## TASK
Out of the lines below, please list those that hold the string "JSON".

....................

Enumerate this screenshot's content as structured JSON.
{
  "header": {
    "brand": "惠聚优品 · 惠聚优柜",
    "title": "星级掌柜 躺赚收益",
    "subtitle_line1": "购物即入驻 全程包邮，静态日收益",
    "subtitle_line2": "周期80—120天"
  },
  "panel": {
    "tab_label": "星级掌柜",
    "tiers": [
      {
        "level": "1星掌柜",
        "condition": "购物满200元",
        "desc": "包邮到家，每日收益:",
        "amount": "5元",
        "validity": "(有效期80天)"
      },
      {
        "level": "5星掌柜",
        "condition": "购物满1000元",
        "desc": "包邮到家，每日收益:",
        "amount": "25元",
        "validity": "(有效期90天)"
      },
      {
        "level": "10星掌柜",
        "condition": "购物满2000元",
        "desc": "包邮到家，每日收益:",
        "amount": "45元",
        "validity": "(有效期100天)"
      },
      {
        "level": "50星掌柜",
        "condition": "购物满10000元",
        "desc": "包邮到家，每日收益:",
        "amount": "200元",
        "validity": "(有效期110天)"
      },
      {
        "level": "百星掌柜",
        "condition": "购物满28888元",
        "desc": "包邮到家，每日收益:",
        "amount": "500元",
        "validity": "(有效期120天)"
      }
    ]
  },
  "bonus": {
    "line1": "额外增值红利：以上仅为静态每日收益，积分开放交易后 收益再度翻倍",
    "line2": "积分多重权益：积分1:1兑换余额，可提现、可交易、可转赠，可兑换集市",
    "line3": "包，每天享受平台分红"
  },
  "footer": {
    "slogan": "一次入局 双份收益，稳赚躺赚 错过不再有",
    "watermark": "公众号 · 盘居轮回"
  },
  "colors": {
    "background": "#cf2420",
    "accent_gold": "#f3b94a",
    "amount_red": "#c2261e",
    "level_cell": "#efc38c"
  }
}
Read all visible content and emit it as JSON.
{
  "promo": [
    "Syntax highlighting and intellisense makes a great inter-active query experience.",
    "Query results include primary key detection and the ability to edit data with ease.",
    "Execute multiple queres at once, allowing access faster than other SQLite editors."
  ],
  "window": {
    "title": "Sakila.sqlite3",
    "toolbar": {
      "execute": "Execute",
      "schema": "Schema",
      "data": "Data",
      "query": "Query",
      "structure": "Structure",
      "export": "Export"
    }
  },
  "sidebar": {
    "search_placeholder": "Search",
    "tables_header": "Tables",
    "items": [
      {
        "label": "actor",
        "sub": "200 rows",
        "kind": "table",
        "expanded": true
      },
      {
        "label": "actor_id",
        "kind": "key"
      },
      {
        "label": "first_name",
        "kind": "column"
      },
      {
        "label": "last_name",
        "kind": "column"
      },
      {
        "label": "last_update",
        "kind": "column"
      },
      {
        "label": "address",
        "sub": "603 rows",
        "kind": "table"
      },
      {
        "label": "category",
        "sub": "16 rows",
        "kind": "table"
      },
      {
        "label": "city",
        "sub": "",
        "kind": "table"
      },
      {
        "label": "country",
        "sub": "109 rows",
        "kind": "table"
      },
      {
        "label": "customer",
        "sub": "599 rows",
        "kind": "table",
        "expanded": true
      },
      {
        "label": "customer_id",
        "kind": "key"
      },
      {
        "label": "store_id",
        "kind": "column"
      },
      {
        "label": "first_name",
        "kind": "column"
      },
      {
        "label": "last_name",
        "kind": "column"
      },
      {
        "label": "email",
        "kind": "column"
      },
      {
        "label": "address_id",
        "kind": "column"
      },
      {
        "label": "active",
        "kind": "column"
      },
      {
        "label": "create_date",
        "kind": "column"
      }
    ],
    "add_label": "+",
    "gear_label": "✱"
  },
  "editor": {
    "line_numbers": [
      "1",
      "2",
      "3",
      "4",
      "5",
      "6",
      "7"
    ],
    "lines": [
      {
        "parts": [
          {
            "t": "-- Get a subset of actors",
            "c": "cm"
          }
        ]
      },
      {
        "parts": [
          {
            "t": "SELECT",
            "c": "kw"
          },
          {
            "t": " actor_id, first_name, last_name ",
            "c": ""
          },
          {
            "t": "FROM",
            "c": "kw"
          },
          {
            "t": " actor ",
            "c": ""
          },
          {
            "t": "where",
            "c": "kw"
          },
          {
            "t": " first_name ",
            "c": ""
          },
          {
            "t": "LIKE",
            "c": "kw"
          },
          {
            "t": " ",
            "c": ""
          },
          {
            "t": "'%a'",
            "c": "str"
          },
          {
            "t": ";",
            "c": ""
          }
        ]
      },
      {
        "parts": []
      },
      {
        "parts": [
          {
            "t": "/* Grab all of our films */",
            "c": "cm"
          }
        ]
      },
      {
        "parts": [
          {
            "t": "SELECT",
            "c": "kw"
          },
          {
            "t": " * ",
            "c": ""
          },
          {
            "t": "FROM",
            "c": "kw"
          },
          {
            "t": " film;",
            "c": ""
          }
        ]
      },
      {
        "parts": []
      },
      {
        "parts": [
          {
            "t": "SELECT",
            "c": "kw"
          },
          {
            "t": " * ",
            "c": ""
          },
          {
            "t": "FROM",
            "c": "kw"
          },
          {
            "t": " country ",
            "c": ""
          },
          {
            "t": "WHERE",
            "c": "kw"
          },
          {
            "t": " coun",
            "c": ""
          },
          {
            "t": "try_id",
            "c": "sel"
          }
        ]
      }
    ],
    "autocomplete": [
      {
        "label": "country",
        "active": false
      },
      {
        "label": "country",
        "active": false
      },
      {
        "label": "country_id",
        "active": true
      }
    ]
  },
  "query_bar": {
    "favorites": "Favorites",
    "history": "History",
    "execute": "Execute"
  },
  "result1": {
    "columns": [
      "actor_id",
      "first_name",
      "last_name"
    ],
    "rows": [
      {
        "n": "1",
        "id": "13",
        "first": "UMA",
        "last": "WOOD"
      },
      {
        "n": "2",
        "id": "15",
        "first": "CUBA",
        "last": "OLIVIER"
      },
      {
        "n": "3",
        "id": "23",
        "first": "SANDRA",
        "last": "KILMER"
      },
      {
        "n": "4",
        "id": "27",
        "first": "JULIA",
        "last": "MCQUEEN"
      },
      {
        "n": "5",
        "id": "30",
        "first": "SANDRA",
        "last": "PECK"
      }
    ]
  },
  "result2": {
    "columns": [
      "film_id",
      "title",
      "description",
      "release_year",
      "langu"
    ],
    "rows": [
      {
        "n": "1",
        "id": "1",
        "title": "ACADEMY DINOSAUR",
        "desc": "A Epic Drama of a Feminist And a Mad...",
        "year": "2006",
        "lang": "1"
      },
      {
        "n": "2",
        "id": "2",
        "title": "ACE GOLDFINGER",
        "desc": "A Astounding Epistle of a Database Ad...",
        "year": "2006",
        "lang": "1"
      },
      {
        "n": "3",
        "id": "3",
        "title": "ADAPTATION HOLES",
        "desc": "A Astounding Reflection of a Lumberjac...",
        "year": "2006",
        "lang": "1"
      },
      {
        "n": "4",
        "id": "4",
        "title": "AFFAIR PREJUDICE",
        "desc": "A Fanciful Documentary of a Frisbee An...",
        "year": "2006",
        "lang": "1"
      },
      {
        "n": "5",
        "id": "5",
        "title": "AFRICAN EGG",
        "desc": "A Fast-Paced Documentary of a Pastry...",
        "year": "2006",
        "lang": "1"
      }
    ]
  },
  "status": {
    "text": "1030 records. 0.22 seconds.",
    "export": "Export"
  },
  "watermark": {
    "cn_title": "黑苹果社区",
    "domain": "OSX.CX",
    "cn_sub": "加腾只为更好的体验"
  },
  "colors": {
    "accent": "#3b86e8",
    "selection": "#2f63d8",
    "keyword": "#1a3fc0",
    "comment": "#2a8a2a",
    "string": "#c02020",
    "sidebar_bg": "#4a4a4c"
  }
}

....................

## ANSWER
Enumerate this screenshot's content as structured JSON.
Read all visible content and emit it as JSON.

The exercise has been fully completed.